_Directive_: Filter the entries, keeping every line with the word "Stephen".

-- Start --

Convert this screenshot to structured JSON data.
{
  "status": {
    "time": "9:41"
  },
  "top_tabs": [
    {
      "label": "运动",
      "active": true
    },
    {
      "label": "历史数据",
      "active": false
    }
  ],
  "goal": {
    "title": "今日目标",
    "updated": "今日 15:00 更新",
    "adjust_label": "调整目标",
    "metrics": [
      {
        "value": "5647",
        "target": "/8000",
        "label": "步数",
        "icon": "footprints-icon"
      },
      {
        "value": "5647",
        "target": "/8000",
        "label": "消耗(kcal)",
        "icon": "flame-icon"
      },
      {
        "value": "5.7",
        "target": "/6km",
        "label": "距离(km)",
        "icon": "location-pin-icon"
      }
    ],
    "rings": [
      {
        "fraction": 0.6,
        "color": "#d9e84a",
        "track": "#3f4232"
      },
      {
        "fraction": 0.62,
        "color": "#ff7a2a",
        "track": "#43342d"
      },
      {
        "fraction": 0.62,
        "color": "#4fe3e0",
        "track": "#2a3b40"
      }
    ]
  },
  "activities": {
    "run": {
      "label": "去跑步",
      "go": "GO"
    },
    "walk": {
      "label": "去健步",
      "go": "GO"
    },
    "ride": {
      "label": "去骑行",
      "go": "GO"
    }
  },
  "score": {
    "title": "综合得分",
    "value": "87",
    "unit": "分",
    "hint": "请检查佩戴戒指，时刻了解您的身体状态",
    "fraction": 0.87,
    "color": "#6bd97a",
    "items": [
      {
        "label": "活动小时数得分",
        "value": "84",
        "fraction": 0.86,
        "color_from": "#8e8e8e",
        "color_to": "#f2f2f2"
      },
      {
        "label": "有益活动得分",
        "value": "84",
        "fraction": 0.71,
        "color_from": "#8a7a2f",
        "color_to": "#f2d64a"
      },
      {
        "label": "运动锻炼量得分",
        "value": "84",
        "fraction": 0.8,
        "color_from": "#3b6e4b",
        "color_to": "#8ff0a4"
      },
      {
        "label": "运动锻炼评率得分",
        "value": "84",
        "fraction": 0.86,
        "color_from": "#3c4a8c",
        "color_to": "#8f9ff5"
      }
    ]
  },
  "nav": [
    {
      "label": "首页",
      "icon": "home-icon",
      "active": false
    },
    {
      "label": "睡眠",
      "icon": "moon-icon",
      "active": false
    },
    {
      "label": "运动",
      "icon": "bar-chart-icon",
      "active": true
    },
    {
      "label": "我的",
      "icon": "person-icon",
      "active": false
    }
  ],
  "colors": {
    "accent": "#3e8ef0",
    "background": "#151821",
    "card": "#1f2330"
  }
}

-- End --
-- Start --

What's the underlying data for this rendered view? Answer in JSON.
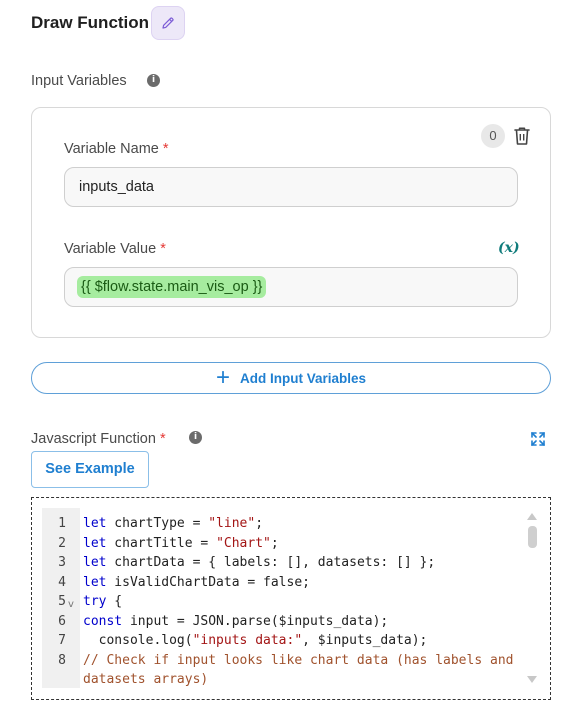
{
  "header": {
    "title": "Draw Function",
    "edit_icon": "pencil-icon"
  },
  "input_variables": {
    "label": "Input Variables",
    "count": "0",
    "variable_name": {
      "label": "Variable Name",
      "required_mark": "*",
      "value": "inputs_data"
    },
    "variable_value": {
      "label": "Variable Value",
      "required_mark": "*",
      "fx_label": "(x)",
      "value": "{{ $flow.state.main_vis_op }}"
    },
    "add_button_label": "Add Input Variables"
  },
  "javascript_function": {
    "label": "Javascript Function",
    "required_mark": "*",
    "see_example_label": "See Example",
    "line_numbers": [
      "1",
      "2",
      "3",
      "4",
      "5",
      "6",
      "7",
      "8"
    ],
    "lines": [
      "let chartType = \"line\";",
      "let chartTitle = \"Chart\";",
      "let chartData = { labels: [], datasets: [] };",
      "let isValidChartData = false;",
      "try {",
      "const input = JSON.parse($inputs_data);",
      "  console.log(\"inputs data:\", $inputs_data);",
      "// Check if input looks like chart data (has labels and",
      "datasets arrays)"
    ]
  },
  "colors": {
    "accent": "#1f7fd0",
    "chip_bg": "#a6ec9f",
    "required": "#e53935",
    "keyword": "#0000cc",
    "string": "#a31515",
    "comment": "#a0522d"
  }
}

-- End --
-- Start --

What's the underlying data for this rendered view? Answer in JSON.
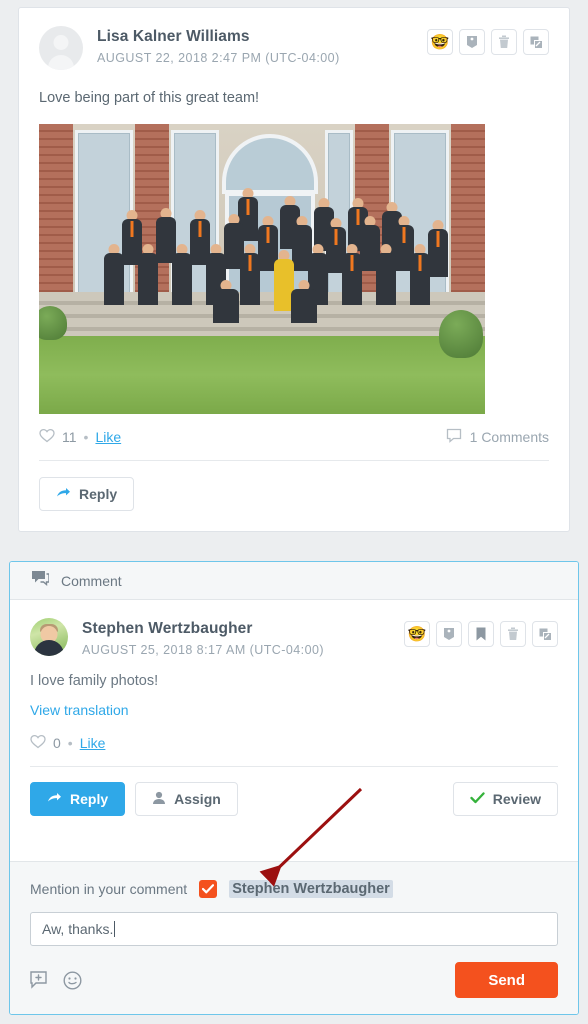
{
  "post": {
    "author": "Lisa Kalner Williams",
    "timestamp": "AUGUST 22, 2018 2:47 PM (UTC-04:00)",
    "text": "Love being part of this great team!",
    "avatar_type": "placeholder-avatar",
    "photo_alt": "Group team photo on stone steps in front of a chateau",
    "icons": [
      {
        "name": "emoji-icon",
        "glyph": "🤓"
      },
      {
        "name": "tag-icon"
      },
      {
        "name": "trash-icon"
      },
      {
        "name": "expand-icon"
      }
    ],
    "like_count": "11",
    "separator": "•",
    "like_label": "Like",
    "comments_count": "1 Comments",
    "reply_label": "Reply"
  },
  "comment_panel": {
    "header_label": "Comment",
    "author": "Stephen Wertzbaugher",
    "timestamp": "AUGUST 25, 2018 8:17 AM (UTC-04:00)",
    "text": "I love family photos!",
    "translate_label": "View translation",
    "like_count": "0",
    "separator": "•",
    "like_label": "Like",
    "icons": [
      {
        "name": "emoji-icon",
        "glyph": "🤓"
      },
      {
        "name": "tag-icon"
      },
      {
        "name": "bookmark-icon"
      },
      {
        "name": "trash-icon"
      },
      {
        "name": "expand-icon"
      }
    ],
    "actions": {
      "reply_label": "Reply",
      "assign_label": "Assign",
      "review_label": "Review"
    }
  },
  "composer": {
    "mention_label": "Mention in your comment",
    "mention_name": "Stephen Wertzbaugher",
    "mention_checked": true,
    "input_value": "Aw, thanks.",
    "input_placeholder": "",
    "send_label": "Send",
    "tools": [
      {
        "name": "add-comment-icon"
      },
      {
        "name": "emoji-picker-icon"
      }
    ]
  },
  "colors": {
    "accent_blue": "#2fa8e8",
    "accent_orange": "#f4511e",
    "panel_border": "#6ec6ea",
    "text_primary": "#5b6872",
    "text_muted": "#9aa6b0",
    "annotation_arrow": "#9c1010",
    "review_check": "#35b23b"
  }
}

-- End --

_Written solution_:
    "author": "Stephen Wertzbaugher",
    "mention_name": "Stephen Wertzbaugher",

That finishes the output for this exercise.